--- BEGIN Given records ---

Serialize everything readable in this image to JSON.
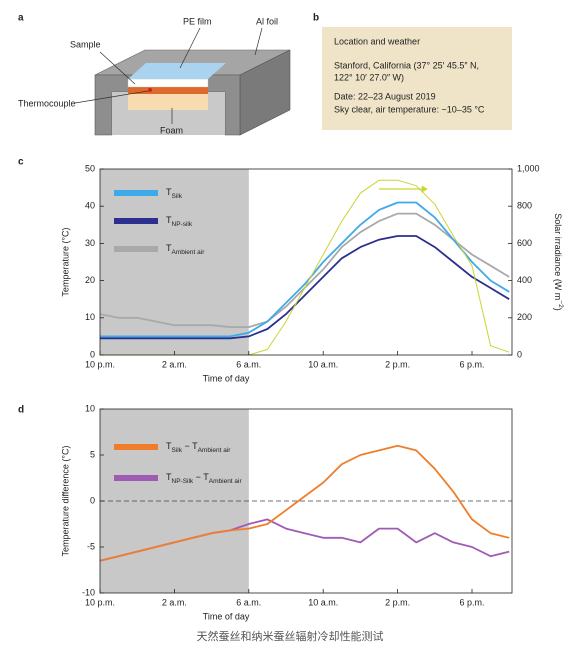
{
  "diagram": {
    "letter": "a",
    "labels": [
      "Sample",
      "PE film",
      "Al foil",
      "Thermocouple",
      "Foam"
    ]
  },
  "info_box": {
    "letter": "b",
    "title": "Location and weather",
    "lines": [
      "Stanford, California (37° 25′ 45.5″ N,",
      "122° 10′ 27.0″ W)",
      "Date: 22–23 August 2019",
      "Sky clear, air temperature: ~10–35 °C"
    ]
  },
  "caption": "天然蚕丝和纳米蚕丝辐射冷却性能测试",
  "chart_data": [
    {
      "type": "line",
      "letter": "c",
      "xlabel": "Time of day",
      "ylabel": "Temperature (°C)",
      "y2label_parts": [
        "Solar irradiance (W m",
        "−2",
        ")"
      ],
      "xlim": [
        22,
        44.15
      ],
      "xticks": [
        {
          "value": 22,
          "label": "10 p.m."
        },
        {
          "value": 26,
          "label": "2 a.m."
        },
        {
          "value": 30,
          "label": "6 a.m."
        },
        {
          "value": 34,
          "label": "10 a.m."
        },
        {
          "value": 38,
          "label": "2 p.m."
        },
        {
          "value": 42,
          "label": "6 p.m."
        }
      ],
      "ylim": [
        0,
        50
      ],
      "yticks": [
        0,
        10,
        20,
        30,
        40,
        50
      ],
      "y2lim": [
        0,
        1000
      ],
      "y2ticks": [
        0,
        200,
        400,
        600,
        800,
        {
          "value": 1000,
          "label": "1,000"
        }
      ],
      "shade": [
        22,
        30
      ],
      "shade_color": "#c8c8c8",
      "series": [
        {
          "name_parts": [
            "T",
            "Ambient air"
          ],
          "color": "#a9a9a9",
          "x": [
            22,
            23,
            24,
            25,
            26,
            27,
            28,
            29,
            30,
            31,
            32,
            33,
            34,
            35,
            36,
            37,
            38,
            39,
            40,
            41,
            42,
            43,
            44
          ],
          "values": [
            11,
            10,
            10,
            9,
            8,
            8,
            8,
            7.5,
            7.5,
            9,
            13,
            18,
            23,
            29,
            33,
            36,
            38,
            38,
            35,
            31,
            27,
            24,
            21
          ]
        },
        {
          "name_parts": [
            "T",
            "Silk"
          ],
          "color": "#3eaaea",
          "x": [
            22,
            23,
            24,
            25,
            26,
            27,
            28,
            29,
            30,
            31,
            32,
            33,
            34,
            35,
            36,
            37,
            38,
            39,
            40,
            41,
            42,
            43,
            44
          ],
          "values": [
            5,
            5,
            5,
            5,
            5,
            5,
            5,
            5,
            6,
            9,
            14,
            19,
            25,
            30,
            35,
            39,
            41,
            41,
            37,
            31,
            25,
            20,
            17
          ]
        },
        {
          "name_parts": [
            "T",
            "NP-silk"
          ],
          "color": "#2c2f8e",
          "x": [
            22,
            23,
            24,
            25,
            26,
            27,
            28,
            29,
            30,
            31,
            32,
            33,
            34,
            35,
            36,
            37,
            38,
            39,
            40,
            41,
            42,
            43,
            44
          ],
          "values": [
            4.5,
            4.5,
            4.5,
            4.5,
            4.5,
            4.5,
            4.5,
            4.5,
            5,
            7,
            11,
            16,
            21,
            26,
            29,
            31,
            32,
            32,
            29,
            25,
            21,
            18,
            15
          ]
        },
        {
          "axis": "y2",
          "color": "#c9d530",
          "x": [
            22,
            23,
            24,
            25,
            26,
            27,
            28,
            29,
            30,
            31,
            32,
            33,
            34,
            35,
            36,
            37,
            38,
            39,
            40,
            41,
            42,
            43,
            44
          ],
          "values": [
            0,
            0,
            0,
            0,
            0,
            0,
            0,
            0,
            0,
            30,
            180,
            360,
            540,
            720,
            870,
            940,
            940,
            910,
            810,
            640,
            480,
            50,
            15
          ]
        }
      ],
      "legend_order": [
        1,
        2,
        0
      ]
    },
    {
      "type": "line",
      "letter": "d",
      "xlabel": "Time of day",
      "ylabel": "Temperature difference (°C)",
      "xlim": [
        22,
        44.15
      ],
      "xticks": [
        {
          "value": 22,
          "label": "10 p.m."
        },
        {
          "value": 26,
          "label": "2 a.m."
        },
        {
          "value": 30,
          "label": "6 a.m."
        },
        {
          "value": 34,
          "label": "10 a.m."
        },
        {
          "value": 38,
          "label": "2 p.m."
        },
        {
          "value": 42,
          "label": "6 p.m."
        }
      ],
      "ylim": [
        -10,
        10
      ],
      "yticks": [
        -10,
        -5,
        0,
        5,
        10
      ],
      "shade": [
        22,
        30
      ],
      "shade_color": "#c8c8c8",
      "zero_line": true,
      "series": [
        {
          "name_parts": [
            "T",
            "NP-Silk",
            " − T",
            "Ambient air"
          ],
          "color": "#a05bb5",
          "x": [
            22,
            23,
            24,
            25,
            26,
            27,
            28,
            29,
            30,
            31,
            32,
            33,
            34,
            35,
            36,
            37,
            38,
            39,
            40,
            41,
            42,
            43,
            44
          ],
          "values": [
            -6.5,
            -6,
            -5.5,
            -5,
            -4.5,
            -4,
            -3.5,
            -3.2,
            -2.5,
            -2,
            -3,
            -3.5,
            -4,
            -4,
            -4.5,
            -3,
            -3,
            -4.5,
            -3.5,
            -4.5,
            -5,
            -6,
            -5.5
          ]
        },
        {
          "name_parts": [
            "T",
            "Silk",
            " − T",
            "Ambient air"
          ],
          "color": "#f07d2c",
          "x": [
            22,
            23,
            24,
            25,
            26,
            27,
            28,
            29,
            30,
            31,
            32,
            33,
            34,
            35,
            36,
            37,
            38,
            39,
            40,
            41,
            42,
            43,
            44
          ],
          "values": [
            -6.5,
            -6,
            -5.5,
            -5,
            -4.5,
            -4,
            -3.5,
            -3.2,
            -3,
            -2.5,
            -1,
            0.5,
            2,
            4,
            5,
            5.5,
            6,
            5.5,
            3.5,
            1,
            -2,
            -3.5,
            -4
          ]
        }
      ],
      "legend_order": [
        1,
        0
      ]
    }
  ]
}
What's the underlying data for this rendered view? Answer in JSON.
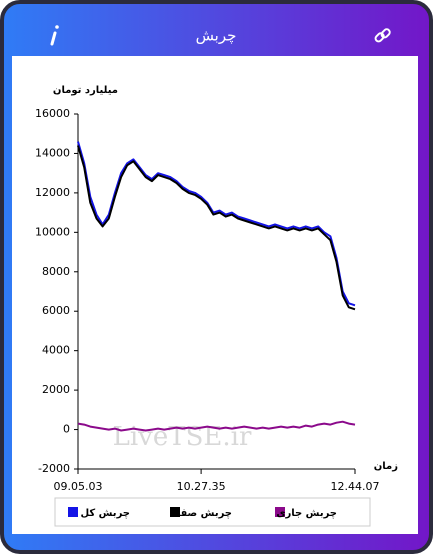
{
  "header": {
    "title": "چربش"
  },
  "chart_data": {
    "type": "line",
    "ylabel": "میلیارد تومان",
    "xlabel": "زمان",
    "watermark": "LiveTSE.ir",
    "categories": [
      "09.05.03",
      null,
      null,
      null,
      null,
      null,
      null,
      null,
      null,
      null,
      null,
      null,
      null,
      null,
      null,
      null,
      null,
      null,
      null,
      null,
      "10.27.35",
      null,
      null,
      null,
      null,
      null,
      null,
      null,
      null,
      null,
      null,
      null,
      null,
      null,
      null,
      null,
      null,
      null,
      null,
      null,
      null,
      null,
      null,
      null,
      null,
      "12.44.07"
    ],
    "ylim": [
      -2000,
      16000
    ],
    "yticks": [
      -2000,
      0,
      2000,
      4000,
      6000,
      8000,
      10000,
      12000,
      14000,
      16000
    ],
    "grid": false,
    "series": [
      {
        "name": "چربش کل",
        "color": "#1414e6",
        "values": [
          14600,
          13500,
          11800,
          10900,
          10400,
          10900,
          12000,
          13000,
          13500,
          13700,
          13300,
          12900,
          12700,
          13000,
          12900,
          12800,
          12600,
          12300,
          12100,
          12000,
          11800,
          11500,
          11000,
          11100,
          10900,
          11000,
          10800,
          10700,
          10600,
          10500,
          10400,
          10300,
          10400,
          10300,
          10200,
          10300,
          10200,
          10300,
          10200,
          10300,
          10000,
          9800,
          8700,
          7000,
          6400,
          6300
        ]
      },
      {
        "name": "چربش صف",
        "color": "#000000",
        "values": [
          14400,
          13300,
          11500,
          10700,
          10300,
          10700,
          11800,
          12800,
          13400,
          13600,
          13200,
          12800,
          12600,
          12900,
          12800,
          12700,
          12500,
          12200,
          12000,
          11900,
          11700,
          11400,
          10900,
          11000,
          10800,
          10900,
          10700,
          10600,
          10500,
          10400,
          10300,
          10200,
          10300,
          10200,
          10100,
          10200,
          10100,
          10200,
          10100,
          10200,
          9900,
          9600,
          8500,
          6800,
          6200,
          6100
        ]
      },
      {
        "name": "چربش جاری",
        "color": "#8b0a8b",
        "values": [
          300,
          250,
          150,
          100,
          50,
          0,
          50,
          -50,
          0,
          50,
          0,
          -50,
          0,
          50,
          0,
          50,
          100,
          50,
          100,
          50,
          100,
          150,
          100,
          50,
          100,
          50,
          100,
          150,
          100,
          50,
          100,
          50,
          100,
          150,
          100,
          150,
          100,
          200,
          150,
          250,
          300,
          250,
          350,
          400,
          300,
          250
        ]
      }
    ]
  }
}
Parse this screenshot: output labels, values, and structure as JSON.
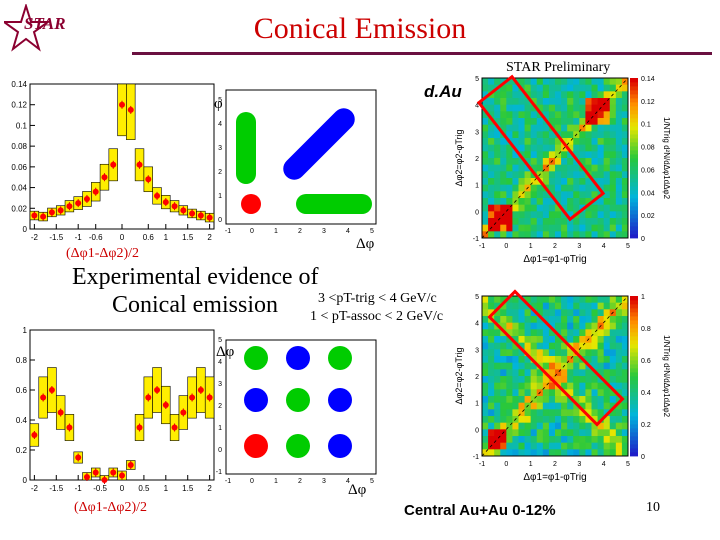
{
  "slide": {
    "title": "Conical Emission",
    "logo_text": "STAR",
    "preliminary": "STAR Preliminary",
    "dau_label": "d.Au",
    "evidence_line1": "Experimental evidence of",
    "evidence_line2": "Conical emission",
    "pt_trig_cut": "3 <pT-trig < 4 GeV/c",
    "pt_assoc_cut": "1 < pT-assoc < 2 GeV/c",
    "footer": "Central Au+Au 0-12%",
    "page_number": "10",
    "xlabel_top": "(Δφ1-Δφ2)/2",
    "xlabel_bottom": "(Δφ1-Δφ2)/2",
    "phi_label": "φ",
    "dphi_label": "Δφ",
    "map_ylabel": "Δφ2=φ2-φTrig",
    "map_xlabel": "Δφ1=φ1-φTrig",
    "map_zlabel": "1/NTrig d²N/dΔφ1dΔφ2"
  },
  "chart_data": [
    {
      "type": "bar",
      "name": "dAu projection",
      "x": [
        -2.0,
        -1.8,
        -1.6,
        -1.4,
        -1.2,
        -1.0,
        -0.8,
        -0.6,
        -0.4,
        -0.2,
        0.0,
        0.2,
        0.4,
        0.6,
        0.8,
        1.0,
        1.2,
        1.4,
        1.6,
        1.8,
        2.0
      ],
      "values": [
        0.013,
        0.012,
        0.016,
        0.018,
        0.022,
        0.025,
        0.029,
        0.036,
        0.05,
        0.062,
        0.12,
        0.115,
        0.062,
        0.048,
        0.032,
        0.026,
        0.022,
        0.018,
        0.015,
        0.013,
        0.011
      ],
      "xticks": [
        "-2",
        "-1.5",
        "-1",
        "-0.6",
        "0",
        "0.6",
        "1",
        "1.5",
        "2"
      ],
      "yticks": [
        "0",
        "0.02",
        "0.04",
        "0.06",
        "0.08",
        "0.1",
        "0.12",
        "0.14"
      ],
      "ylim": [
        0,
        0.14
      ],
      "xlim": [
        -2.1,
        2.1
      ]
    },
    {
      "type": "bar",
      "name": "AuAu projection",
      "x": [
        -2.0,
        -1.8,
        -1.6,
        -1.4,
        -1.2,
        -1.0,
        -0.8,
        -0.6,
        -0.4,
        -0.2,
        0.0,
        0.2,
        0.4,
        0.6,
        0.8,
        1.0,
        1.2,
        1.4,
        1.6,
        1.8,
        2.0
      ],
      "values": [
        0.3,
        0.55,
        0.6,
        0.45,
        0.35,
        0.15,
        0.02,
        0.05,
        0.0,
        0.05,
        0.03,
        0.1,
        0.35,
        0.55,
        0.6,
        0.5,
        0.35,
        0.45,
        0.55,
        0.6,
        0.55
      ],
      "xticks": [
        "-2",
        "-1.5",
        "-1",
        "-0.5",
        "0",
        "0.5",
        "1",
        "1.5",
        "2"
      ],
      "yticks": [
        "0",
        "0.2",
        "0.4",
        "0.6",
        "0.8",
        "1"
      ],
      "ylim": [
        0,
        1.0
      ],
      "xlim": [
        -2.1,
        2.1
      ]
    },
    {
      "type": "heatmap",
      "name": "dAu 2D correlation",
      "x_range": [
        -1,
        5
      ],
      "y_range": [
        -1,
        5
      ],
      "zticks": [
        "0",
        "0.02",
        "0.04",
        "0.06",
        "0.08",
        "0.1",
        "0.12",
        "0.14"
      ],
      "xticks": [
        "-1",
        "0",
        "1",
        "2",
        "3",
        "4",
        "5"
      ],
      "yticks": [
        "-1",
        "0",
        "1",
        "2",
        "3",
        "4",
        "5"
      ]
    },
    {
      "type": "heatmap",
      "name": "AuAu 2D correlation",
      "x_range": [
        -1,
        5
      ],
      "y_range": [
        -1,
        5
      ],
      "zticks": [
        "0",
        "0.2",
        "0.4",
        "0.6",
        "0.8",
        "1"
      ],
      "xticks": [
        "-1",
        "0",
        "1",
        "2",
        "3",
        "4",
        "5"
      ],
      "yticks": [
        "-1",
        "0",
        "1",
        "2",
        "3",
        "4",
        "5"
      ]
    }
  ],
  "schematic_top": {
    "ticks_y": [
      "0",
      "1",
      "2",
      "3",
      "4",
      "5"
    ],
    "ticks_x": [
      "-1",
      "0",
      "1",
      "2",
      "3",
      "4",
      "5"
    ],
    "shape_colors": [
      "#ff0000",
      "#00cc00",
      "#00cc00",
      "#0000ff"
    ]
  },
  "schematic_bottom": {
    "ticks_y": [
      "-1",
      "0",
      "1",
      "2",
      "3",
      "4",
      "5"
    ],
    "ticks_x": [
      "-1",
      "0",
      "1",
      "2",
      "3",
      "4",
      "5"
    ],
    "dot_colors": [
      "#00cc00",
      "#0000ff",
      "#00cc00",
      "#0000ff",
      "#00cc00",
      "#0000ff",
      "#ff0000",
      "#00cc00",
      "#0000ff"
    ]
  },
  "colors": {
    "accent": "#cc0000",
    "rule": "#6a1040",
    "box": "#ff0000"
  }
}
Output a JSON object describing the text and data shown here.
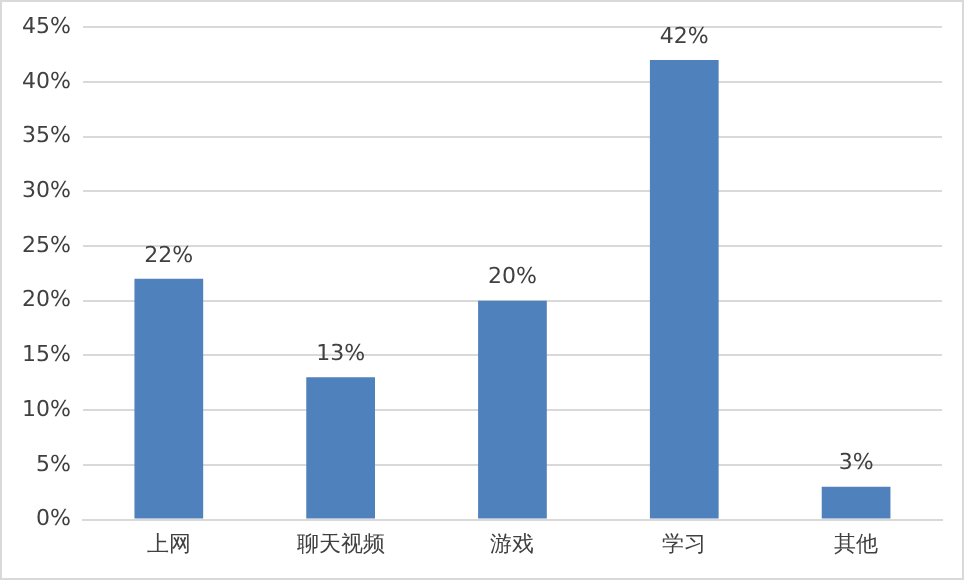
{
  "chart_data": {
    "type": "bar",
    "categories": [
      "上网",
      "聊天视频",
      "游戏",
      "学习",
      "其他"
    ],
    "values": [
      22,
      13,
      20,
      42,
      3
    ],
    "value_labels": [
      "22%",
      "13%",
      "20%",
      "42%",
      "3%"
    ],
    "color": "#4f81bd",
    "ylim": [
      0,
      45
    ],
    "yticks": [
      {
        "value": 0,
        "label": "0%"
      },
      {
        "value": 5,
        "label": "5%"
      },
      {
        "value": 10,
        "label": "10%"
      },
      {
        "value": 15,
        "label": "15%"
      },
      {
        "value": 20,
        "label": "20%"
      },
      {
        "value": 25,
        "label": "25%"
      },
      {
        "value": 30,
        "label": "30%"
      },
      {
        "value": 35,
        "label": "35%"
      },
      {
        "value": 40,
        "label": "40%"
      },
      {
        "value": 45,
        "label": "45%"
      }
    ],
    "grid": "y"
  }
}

--- END Given records ---

» Given task:
Go to the line containing "Output a JSON", then write out word for word every line from there to the end of the listing. Keep both end lines and drop the pictures.

» Answer to this problem:
Output a JSON object describing the text and data shown here.
{
  "chart_data": {
    "type": "bar",
    "categories": [
      "上网",
      "聊天视频",
      "游戏",
      "学习",
      "其他"
    ],
    "values": [
      22,
      13,
      20,
      42,
      3
    ],
    "value_labels": [
      "22%",
      "13%",
      "20%",
      "42%",
      "3%"
    ],
    "color": "#4f81bd",
    "ylim": [
      0,
      45
    ],
    "yticks": [
      {
        "value": 0,
        "label": "0%"
      },
      {
        "value": 5,
        "label": "5%"
      },
      {
        "value": 10,
        "label": "10%"
      },
      {
        "value": 15,
        "label": "15%"
      },
      {
        "value": 20,
        "label": "20%"
      },
      {
        "value": 25,
        "label": "25%"
      },
      {
        "value": 30,
        "label": "30%"
      },
      {
        "value": 35,
        "label": "35%"
      },
      {
        "value": 40,
        "label": "40%"
      },
      {
        "value": 45,
        "label": "45%"
      }
    ],
    "grid": "y"
  }
}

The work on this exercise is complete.